## Start SUPPLIED DATA
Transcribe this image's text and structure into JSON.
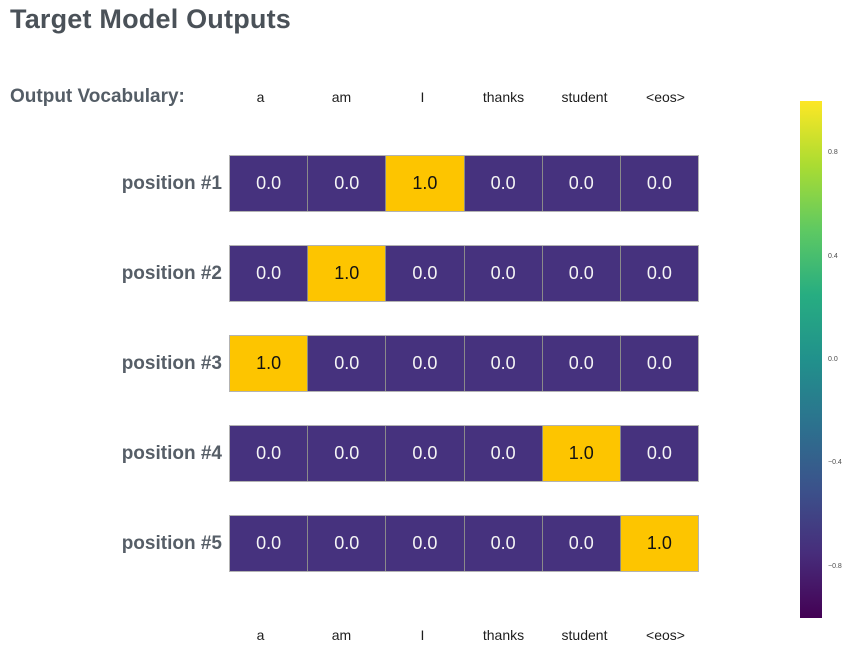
{
  "title": "Target Model Outputs",
  "vocab": {
    "label": "Output Vocabulary:",
    "terms": [
      "a",
      "am",
      "I",
      "thanks",
      "student",
      "<eos>"
    ]
  },
  "rows": [
    {
      "label": "position #1",
      "cells": [
        "0.0",
        "0.0",
        "1.0",
        "0.0",
        "0.0",
        "0.0"
      ]
    },
    {
      "label": "position #2",
      "cells": [
        "0.0",
        "1.0",
        "0.0",
        "0.0",
        "0.0",
        "0.0"
      ]
    },
    {
      "label": "position #3",
      "cells": [
        "1.0",
        "0.0",
        "0.0",
        "0.0",
        "0.0",
        "0.0"
      ]
    },
    {
      "label": "position #4",
      "cells": [
        "0.0",
        "0.0",
        "0.0",
        "0.0",
        "1.0",
        "0.0"
      ]
    },
    {
      "label": "position #5",
      "cells": [
        "0.0",
        "0.0",
        "0.0",
        "0.0",
        "0.0",
        "1.0"
      ]
    }
  ],
  "colors": {
    "cell_zero": "#46327e",
    "cell_one": "#fdc500",
    "cell_zero_text": "#f5f5f5",
    "cell_one_text": "#121212",
    "title_text": "#4a5158",
    "label_text": "#565e67"
  },
  "colorbar": {
    "ticks": [
      "0.8",
      "0.4",
      "0.0",
      "−0.4",
      "−0.8"
    ],
    "range": [
      -1,
      1
    ],
    "colorscale": "viridis",
    "gradient_stops": [
      "#fde725",
      "#aadc32",
      "#5ec962",
      "#27ad81",
      "#21918c",
      "#2c728e",
      "#3b528b",
      "#472d7b",
      "#440154"
    ]
  },
  "chart_data": {
    "type": "heatmap",
    "title": "Target Model Outputs",
    "x_categories": [
      "a",
      "am",
      "I",
      "thanks",
      "student",
      "<eos>"
    ],
    "y_categories": [
      "position #1",
      "position #2",
      "position #3",
      "position #4",
      "position #5"
    ],
    "matrix": [
      [
        0.0,
        0.0,
        1.0,
        0.0,
        0.0,
        0.0
      ],
      [
        0.0,
        1.0,
        0.0,
        0.0,
        0.0,
        0.0
      ],
      [
        1.0,
        0.0,
        0.0,
        0.0,
        0.0,
        0.0
      ],
      [
        0.0,
        0.0,
        0.0,
        0.0,
        1.0,
        0.0
      ],
      [
        0.0,
        0.0,
        0.0,
        0.0,
        0.0,
        1.0
      ]
    ],
    "colorscale": "viridis",
    "colorbar": {
      "position": "right",
      "ticks": [
        0.8,
        0.4,
        0.0,
        -0.4,
        -0.8
      ],
      "range": [
        -1,
        1
      ]
    },
    "grid": false,
    "cell_labels_shown": true
  }
}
## End SUPPLIED DATA
INSTRUCTION:
Which lines include the word "Model"? List them all.

EXERCISE RESULT:
  "title": "Target Model Outputs",
    "title": "Target Model Outputs",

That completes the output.